→ **What the task requires**
Write out the entries verbatim and leave the images out of the copy.

[START OF Entries provided]

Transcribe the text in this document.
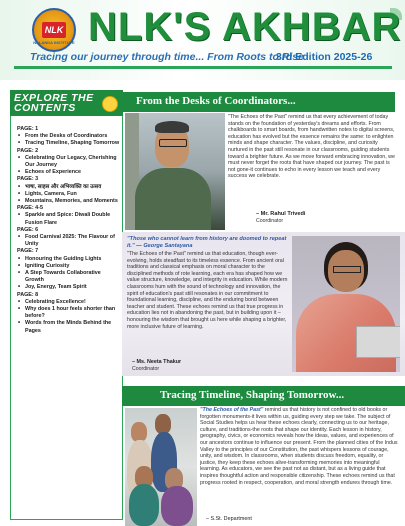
NLK
NALANDA INSTITUTE NLK'S AKHBAR
Tracing our journey through time... From Roots to Rise
3rd Edition 2025-26
EXPLORE THE
CONTENTS
PAGE: 1
• From the Desks of Coordinators
• Tracing Timeline, Shaping Tomorrow
PAGE: 2
• Celebrating Our Legacy, Cherishing Our Journey
• Echoes of Experience
PAGE: 3
• भाषा, साहस और अभिव्यक्ति का उत्सव
• Lights, Camera, Fun
• Mountains, Memories, and Moments
PAGE: 4-5
• Sparkle and Spice: Diwali Double Fusion Flare
PAGE: 6
• Food Carnival 2025: The Flavour of Unity
PAGE: 7
• Honouring the Guiding Lights
• Igniting Curiosity
• A Step Towards Collaborative Growth
• Joy, Energy, Team Spirit
PAGE: 8
• Celebrating Excellence!
• Why does 1 hour feels shorter than before?
• Words from the Minds Behind the Pages
From the Desks of Coordinators...
"The Echoes of the Past" remind us that every achievement of today stands on the foundation of yesterday's dreams and efforts. From chalkboards to smart boards, from handwritten notes to digital screens, education has evolved but the essence remains the same: to enlighten minds and shape character. The values, discipline, and curiosity nurtured in the past still resonate in our classrooms, guiding students toward a brighter future. As we move forward embracing innovation, we must never forget the roots that have shaped our journey. The past is not gone-it continues to echo in every lesson we teach and every success we celebrate.
– Mr. Rahul Trivedi
Coordinator
"Those who cannot learn from history are doomed to repeat it." — George Santayana
"The Echoes of the Past" remind us that education, though ever-evolving, holds steadfast to its timeless essence. From ancient oral traditions and classical emphasis on moral character to the disciplined methods of rote learning, each era has shaped how we value structure, knowledge, and integrity in education. While modern classrooms hum with the sound of technology and innovation, the spirit of education's past still resonates in our commitment to foundational learning, discipline, and the enduring bond between teacher and student. These echoes remind us that true progress in education lies not in abandoning the past, but in building upon it – honouring the wisdom that brought us here while shaping a brighter, more inclusive future of learning.
– Ms. Neeta Thakur
Coordinator
Tracing Timeline, Shaping Tomorrow...
"The Echoes of the Past" remind us that history is not confined to old books or forgotten monuments-it lives within us, guiding every step we take. The subject of Social Studies helps us hear these echoes clearly, connecting us to our heritage, culture, and traditions-the roots that shape our identity. Each lesson in history, geography, civics, or economics reveals how the ideas, values, and experiences of our ancestors continue to influence our present. From the planned cities of the Indus Valley to the principles of our Constitution, the past whispers lessons of courage, unity, and wisdom. In classrooms, when students discuss freedom, equality, or justice, they keep these echoes alive-transforming memories into meaningful learning. As educators, we see the past not as distant, but as a living guide that inspires thoughtful action and responsible citizenship. These echoes remind us that progress rooted in respect, cooperation, and moral strength endures through time.
– S.St. Department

[END OF Entries provided]

→ **Task answer**
Transcribe the text in this document.
NLK
NALANDA INSTITUTE NLK'S AKHBAR
Tracing our journey through time... From Roots to Rise
3rd Edition 2025-26
EXPLORE THE
CONTENTS
PAGE: 1
• From the Desks of Coordinators
• Tracing Timeline, Shaping Tomorrow
PAGE: 2
• Celebrating Our Legacy, Cherishing Our Journey
• Echoes of Experience
PAGE: 3
• भाषा, साहस और अभिव्यक्ति का उत्सव
• Lights, Camera, Fun
• Mountains, Memories, and Moments
PAGE: 4-5
• Sparkle and Spice: Diwali Double Fusion Flare
PAGE: 6
• Food Carnival 2025: The Flavour of Unity
PAGE: 7
• Honouring the Guiding Lights
• Igniting Curiosity
• A Step Towards Collaborative Growth
• Joy, Energy, Team Spirit
PAGE: 8
• Celebrating Excellence!
• Why does 1 hour feels shorter than before?
• Words from the Minds Behind the Pages
From the Desks of Coordinators...
"The Echoes of the Past" remind us that every achievement of today stands on the foundation of yesterday's dreams and efforts. From chalkboards to smart boards, from handwritten notes to digital screens, education has evolved but the essence remains the same: to enlighten minds and shape character. The values, discipline, and curiosity nurtured in the past still resonate in our classrooms, guiding students toward a brighter future. As we move forward embracing innovation, we must never forget the roots that have shaped our journey. The past is not gone-it continues to echo in every lesson we teach and every success we celebrate.
– Mr. Rahul Trivedi
Coordinator
"Those who cannot learn from history are doomed to repeat it." — George Santayana
"The Echoes of the Past" remind us that education, though ever-evolving, holds steadfast to its timeless essence. From ancient oral traditions and classical emphasis on moral character to the disciplined methods of rote learning, each era has shaped how we value structure, knowledge, and integrity in education. While modern classrooms hum with the sound of technology and innovation, the spirit of education's past still resonates in our commitment to foundational learning, discipline, and the enduring bond between teacher and student. These echoes remind us that true progress in education lies not in abandoning the past, but in building upon it – honouring the wisdom that brought us here while shaping a brighter, more inclusive future of learning.
– Ms. Neeta Thakur
Coordinator
Tracing Timeline, Shaping Tomorrow...
"The Echoes of the Past" remind us that history is not confined to old books or forgotten monuments-it lives within us, guiding every step we take. The subject of Social Studies helps us hear these echoes clearly, connecting us to our heritage, culture, and traditions-the roots that shape our identity. Each lesson in history, geography, civics, or economics reveals how the ideas, values, and experiences of our ancestors continue to influence our present. From the planned cities of the Indus Valley to the principles of our Constitution, the past whispers lessons of courage, unity, and wisdom. In classrooms, when students discuss freedom, equality, or justice, they keep these echoes alive-transforming memories into meaningful learning. As educators, we see the past not as distant, but as a living guide that inspires thoughtful action and responsible citizenship. These echoes remind us that progress rooted in respect, cooperation, and moral strength endures through time.
– S.St. Department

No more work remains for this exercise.